* _EXERCISE PROMPT_: Reproduce verbatim each line from the start of the items through the line that contains "column-header-light: Yellow Telltale Light [97, 636, 224, 682]", including that final line.

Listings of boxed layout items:
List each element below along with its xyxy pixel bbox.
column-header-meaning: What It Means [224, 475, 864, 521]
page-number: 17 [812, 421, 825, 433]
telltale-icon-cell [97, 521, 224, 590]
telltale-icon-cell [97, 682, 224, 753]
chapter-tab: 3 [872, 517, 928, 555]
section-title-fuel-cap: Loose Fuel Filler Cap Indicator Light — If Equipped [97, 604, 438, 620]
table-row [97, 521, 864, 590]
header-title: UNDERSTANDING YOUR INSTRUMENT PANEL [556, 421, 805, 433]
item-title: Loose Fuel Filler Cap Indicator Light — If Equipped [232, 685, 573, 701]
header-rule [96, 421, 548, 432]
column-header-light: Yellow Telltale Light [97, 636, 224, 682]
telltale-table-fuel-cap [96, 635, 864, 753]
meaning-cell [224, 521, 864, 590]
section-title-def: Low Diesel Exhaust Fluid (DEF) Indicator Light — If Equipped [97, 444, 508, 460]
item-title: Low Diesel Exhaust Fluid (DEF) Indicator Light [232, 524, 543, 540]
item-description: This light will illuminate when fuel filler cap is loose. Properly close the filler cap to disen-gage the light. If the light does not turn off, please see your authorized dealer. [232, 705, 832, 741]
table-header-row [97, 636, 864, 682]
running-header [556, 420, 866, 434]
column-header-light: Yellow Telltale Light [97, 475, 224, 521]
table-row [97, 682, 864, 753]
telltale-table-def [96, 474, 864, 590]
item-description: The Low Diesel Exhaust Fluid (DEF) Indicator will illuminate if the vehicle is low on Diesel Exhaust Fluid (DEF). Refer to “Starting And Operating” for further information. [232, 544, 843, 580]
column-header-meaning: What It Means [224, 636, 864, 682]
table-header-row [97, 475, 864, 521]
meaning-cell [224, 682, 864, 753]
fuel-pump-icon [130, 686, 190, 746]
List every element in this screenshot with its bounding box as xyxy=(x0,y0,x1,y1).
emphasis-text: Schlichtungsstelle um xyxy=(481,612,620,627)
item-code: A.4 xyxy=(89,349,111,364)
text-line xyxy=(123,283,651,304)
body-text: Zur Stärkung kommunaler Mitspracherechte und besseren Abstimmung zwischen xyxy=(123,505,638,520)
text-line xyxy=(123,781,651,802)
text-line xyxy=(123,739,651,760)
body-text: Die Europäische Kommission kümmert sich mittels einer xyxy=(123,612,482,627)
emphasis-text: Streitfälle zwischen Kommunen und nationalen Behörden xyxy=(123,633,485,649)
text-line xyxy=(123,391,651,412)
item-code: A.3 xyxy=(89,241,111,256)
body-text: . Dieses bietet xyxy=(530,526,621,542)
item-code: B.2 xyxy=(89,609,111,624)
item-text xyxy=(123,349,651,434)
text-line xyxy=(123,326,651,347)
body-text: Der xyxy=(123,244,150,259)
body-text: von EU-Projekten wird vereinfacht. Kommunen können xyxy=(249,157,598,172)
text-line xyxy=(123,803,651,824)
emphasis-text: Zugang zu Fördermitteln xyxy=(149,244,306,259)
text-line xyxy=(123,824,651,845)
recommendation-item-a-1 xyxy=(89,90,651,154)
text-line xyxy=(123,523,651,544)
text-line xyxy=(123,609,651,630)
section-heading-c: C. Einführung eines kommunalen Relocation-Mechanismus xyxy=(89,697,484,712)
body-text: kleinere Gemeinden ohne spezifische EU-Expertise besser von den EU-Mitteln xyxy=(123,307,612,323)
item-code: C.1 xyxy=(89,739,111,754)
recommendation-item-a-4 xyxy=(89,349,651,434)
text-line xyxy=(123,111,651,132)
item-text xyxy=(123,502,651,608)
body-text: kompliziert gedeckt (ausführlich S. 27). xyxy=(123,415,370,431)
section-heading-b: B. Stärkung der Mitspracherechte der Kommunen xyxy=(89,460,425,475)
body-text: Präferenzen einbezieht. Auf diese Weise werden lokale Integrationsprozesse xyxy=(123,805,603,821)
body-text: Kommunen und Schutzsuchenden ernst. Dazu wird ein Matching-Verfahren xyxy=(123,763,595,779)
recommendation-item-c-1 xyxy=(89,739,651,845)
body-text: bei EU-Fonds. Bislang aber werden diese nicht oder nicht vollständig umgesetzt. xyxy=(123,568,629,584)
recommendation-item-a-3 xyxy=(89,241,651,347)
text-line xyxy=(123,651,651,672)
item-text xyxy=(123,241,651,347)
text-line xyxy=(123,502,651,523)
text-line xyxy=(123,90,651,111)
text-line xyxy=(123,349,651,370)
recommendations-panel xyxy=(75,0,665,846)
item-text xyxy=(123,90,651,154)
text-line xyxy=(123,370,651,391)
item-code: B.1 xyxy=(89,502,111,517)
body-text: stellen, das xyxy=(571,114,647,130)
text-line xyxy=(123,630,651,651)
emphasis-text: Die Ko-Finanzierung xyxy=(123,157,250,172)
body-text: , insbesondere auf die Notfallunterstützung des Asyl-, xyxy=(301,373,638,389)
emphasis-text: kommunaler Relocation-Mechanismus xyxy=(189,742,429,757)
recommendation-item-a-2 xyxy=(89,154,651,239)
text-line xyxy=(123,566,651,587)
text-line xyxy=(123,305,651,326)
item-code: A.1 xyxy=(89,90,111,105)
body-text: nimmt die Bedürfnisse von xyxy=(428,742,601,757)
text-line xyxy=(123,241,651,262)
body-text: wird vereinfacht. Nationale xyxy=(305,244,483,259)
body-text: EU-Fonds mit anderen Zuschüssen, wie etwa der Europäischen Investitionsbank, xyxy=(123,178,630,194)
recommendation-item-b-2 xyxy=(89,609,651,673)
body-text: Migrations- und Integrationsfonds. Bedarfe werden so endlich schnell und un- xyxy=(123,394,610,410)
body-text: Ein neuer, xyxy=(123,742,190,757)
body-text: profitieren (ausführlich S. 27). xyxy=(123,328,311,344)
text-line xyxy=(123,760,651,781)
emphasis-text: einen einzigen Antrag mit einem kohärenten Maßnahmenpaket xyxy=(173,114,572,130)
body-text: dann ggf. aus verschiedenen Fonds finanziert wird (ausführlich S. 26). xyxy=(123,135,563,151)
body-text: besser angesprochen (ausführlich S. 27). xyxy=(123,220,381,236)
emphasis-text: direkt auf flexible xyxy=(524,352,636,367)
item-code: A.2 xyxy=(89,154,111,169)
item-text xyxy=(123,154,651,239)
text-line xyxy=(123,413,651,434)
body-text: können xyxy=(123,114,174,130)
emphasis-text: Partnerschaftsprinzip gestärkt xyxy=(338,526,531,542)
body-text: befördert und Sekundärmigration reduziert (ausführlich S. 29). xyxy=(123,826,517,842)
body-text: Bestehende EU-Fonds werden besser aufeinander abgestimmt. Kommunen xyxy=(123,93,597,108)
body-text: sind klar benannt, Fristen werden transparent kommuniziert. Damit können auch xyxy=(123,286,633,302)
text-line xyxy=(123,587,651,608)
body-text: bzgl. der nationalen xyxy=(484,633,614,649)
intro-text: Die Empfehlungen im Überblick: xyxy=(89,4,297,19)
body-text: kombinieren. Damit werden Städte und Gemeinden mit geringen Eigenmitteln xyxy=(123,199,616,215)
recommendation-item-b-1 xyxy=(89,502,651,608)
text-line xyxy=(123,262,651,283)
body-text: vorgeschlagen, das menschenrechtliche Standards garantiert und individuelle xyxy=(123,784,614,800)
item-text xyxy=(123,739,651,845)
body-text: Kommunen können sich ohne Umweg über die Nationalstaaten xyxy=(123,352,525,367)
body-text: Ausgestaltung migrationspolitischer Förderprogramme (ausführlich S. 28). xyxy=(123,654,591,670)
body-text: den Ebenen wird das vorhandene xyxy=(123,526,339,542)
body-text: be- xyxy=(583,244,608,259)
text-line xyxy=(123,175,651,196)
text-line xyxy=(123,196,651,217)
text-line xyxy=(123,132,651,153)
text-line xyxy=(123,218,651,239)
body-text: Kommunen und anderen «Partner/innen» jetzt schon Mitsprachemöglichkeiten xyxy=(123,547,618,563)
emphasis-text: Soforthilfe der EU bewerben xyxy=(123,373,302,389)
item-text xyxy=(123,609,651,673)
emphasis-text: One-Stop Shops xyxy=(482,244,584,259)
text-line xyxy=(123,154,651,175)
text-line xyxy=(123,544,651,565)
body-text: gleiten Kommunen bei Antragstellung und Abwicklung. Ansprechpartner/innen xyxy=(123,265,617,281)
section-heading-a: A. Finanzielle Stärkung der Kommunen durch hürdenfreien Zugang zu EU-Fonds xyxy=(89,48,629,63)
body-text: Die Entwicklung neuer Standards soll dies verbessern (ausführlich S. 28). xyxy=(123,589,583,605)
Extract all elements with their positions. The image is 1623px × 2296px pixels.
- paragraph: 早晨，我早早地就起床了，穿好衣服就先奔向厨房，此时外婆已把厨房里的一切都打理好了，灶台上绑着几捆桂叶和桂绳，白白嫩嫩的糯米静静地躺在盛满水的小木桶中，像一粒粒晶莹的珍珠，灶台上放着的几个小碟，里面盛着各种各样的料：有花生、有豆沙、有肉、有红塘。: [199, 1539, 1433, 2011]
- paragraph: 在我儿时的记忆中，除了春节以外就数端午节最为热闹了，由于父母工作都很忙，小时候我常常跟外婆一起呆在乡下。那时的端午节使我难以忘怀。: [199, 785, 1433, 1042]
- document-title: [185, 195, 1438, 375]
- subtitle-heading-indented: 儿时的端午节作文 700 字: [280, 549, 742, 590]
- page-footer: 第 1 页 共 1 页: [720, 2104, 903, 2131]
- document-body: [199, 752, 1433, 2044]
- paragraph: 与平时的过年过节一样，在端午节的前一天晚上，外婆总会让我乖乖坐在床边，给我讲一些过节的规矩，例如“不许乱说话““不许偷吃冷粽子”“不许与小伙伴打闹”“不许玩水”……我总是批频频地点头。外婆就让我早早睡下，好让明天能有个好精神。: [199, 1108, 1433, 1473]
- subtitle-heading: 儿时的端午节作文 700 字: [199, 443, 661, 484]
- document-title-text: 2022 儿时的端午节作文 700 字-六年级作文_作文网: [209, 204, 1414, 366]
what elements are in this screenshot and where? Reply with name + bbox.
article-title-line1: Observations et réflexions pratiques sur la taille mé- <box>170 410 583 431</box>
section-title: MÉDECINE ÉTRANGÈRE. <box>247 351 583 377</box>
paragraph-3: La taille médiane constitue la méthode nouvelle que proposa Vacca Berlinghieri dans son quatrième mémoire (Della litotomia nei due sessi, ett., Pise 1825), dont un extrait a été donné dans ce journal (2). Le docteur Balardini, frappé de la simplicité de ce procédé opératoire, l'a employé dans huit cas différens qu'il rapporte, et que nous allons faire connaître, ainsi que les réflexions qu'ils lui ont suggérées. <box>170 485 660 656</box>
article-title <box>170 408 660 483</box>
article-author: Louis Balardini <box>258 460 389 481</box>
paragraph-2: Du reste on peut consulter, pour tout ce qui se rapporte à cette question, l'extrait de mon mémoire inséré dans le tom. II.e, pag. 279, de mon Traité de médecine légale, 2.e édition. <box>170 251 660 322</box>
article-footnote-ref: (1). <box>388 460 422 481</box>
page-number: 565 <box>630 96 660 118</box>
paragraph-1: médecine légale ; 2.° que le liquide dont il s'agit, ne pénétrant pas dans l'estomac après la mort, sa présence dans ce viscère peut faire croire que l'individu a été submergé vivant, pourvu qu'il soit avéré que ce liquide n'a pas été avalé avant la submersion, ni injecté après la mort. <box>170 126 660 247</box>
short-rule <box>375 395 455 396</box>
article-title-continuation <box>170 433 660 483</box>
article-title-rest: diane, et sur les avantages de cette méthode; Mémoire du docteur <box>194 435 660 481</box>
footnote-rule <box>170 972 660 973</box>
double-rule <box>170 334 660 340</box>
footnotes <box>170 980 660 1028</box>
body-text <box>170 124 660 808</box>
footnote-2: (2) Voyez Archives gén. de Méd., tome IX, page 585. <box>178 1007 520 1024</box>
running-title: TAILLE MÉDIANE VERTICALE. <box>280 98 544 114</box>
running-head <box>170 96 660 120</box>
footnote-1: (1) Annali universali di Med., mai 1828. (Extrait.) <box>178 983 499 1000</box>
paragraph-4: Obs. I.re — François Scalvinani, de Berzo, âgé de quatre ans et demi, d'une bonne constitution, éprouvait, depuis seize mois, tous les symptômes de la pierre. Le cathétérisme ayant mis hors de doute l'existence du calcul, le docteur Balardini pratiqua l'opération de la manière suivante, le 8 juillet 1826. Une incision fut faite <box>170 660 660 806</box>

* _FINAL RESULT_:
List each element below along with its xyxy pixel bbox.
column-header-meaning: What It Means [224, 475, 864, 521]
page-number: 17 [812, 421, 825, 433]
telltale-icon-cell [97, 521, 224, 590]
telltale-icon-cell [97, 682, 224, 753]
chapter-tab: 3 [872, 517, 928, 555]
section-title-fuel-cap: Loose Fuel Filler Cap Indicator Light — If Equipped [97, 604, 438, 620]
table-row [97, 521, 864, 590]
header-title: UNDERSTANDING YOUR INSTRUMENT PANEL [556, 421, 805, 433]
item-title: Loose Fuel Filler Cap Indicator Light — If Equipped [232, 685, 573, 701]
header-rule [96, 421, 548, 432]
column-header-light: Yellow Telltale Light [97, 636, 224, 682]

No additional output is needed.